begin

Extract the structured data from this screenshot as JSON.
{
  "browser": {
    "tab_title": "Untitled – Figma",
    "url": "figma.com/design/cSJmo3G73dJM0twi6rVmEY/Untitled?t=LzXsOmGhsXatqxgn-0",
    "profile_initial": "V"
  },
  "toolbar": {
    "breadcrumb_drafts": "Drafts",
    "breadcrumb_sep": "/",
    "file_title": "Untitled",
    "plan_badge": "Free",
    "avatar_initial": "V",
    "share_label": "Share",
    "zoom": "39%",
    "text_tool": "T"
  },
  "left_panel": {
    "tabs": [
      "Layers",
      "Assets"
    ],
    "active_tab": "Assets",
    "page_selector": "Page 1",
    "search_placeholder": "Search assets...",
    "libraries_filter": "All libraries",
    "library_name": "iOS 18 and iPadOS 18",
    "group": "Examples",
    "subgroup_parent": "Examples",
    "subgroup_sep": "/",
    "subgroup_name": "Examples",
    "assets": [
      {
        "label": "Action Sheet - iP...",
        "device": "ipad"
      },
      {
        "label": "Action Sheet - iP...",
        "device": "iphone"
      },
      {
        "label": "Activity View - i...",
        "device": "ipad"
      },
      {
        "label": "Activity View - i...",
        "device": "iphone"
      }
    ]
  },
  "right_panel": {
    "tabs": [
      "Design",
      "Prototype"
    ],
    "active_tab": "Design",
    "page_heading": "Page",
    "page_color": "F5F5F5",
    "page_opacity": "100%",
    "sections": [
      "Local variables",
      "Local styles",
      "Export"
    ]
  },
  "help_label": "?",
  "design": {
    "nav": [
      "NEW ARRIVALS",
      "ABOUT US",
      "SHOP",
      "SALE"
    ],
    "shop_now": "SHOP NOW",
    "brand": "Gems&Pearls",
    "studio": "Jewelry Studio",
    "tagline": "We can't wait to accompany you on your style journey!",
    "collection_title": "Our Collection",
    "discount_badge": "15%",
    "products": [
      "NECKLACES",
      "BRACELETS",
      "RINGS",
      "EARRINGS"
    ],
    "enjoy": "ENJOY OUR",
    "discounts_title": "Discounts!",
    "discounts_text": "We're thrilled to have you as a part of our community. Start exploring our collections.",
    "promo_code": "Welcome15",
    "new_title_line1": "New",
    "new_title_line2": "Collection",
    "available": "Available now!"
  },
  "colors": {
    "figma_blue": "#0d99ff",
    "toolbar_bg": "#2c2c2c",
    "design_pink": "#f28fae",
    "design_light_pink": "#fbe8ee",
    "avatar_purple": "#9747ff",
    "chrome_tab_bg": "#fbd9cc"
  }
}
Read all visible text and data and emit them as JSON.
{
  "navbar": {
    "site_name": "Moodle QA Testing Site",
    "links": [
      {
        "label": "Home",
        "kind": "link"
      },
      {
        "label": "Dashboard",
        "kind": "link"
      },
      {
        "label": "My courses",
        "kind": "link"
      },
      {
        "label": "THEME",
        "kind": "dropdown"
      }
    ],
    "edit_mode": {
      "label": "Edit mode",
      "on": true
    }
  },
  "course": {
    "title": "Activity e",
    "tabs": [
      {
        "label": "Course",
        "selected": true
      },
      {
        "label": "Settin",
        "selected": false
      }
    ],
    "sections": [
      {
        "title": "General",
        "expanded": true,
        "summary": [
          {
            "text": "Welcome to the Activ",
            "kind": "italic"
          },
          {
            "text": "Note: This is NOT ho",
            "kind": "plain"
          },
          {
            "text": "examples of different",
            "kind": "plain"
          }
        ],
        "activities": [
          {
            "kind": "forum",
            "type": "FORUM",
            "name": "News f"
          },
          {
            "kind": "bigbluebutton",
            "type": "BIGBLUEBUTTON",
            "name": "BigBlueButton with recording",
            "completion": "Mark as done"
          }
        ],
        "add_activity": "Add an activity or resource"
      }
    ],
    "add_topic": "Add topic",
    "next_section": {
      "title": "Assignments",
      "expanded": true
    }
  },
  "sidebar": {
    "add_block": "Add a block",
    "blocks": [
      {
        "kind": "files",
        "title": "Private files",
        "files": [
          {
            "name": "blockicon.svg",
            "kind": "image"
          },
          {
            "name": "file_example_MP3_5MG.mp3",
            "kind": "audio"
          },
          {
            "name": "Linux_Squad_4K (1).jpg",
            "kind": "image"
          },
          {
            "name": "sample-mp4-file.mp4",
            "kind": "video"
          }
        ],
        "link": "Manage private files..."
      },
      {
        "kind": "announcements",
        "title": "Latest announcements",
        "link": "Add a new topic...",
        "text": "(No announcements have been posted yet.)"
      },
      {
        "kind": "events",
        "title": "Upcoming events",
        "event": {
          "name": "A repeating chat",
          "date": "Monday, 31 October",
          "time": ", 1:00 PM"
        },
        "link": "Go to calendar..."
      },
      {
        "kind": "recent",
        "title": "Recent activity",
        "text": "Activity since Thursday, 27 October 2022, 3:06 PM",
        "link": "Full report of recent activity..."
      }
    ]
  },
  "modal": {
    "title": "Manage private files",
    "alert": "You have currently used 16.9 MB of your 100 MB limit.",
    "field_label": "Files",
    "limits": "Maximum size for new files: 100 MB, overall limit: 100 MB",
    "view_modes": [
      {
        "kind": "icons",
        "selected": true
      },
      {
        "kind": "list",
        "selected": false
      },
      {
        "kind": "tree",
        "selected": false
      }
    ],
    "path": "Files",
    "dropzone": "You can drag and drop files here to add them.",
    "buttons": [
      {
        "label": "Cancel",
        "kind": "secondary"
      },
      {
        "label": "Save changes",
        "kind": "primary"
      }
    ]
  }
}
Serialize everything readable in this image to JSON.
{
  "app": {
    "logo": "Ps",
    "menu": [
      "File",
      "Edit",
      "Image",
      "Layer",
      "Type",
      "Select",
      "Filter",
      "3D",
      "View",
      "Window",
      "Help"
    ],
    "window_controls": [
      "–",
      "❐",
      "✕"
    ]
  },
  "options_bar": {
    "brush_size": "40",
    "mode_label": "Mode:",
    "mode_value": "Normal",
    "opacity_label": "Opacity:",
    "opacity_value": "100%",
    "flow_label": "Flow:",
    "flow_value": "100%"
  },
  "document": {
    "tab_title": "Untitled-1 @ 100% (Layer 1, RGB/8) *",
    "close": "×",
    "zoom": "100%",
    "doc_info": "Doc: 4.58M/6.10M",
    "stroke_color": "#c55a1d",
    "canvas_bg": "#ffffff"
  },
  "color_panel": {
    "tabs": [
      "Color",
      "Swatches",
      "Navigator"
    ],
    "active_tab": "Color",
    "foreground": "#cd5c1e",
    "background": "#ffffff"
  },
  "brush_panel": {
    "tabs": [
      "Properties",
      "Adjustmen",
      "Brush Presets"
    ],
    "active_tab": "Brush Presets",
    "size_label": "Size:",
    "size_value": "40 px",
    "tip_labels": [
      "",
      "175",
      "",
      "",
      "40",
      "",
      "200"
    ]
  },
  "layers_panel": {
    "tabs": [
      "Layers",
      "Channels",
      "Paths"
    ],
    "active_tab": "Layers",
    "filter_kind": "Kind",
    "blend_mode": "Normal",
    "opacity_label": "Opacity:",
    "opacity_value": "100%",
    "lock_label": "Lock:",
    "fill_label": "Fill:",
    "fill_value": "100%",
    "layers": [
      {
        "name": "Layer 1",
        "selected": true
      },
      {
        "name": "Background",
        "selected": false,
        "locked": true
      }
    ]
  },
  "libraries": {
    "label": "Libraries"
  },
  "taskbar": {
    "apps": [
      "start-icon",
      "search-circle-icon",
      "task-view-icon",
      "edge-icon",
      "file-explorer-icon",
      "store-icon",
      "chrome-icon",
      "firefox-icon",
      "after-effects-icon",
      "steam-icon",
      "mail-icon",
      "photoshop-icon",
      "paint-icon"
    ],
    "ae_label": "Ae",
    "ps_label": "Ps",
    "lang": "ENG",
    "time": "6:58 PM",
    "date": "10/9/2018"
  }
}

end

**INSTRUCTIONS FOR THE TASK:**
Where a line of the entries contains the word "Untitled", copy that line.

**SOLUTION TO THIS EXERCISE:**
    "tab_title": "Untitled – Figma",
    "url": "figma.com/design/cSJmo3G73dJM0twi6rVmEY/Untitled?t=LzXsOmGhsXatqxgn-0",
    "file_title": "Untitled",
    "tab_title": "Untitled-1 @ 100% (Layer 1, RGB/8) *",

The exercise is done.